> Required work: Read through the entries below and return each line with the word "servizio".

##### Data shown

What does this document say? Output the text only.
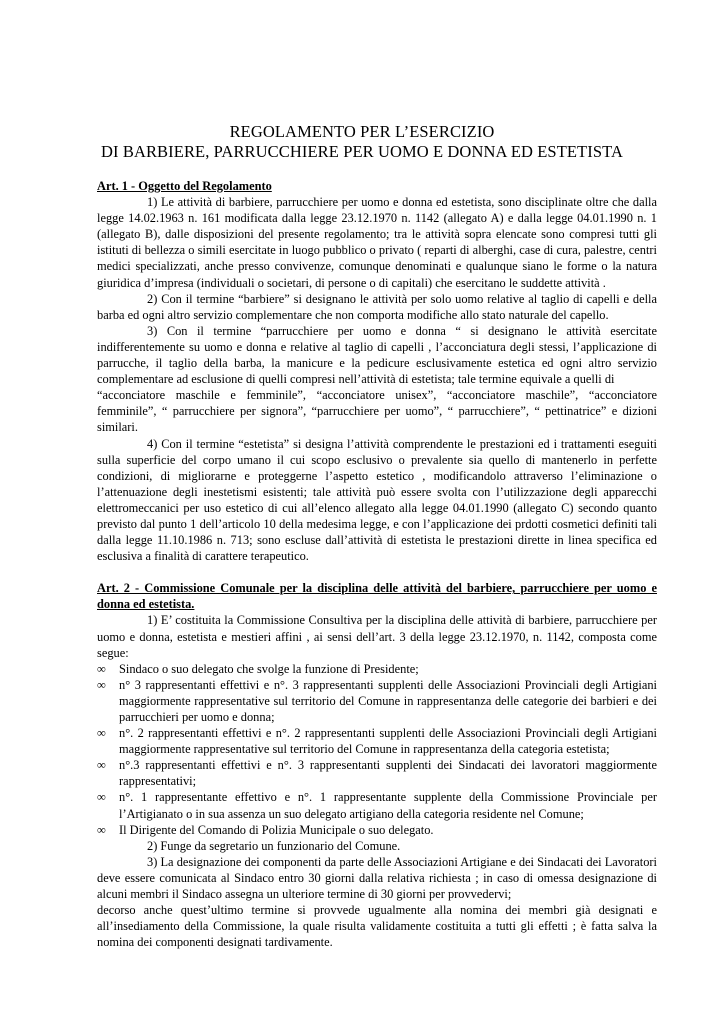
REGOLAMENTO PER L’ESERCIZIO
DI BARBIERE, PARRUCCHIERE PER UOMO E DONNA ED ESTETISTA

Art. 1 - Oggetto del Regolamento

1) Le attività di barbiere, parrucchiere per uomo e donna ed estetista, sono disciplinate oltre che dalla legge 14.02.1963 n. 161 modificata dalla legge 23.12.1970 n. 1142 (allegato A) e dalla legge 04.01.1990 n. 1 (allegato B), dalle disposizioni del presente regolamento; tra le attività sopra elencate sono compresi tutti gli istituti di bellezza o simili esercitate in luogo pubblico o privato ( reparti di alberghi, case di cura, palestre, centri medici specializzati, anche presso convivenze, comunque denominati e qualunque siano le forme o la natura giuridica d’impresa (individuali o societari, di persone o di capitali) che esercitano le suddette attività .

2) Con il termine “barbiere” si designano le attività per solo uomo relative al taglio di capelli e della barba ed ogni altro servizio complementare che non comporta modifiche allo stato naturale del capello.

3) Con il termine “parrucchiere per uomo e donna “ si designano le attività esercitate indifferentemente su uomo e donna e relative al taglio di capelli , l’acconciatura degli stessi, l’applicazione di parrucche, il taglio della barba, la manicure e la pedicure esclusivamente estetica ed ogni altro servizio complementare ad esclusione di quelli compresi nell’attività di estetista; tale termine equivale a quelli di

“acconciatore maschile e femminile”, “acconciatore unisex”, “acconciatore maschile”, “acconciatore femminile”, “ parrucchiere per signora”, “parrucchiere per uomo”, “ parrucchiere”, “ pettinatrice” e dizioni similari.

4) Con il termine “estetista” si designa l’attività comprendente le prestazioni ed i trattamenti eseguiti sulla superficie del corpo umano il cui scopo esclusivo o prevalente sia quello di mantenerlo in perfette condizioni, di migliorarne e proteggerne l’aspetto estetico , modificandolo attraverso l’eliminazione o l’attenuazione degli inestetismi esistenti; tale attività può essere svolta con l’utilizzazione degli apparecchi elettromeccanici per uso estetico di cui all’elenco allegato alla legge 04.01.1990 (allegato C) secondo quanto previsto dal punto 1 dell’articolo 10 della medesima legge, e con l’applicazione dei prdotti cosmetici definiti tali dalla legge 11.10.1986 n. 713; sono escluse dall’attività di estetista le prestazioni dirette in linea specifica ed esclusiva a finalità di carattere terapeutico.

Art. 2 - Commissione Comunale per la disciplina delle attività del barbiere, parrucchiere per uomo e donna ed estetista.

1) E’ costituita la Commissione Consultiva per la disciplina delle attività di barbiere, parrucchiere per uomo e donna, estetista e mestieri affini , ai sensi dell’art. 3 della legge 23.12.1970, n. 1142, composta come segue:

∞ Sindaco o suo delegato che svolge la funzione di Presidente;
∞ n° 3 rappresentanti effettivi e n°. 3 rappresentanti supplenti delle Associazioni Provinciali degli Artigiani maggiormente rappresentative sul territorio del Comune in rappresentanza delle categorie dei barbieri e dei parrucchieri per uomo e donna;
∞ n°. 2 rappresentanti effettivi e n°. 2 rappresentanti supplenti delle Associazioni Provinciali degli Artigiani maggiormente rappresentative sul territorio del Comune in rappresentanza della categoria estetista;
∞ n°.3 rappresentanti effettivi e n°. 3 rappresentanti supplenti dei Sindacati dei lavoratori maggiormente rappresentativi;
∞ n°. 1 rappresentante effettivo e n°. 1 rappresentante supplente della Commissione Provinciale per l’Artigianato o in sua assenza un suo delegato artigiano della categoria residente nel Comune;
∞ Il Dirigente del Comando di Polizia Municipale o suo delegato.

2) Funge da segretario un funzionario del Comune.

3) La designazione dei componenti da parte delle Associazioni Artigiane e dei Sindacati dei Lavoratori deve essere comunicata al Sindaco entro 30 giorni dalla relativa richiesta ; in caso di omessa designazione di alcuni membri il Sindaco assegna un ulteriore termine di 30 giorni per provvedervi;

decorso anche quest’ultimo termine si provvede ugualmente alla nomina dei membri già designati e all’insediamento della Commissione, la quale risulta validamente costituita a tutti gli effetti ; è fatta salva la nomina dei componenti designati tardivamente.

##########

> Full solution:
2) Con il termine “barbiere” si designano le attività per solo uomo relative al taglio di capelli e della barba ed ogni altro servizio complementare che non comporta modifiche allo stato naturale del capello.
3) Con il termine “parrucchiere per uomo e donna “ si designano le attività esercitate indifferentemente su uomo e donna e relative al taglio di capelli , l’acconciatura degli stessi, l’applicazione di parrucche, il taglio della barba, la manicure e la pedicure esclusivamente estetica ed ogni altro servizio complementare ad esclusione di quelli compresi nell’attività di estetista; tale termine equivale a quelli di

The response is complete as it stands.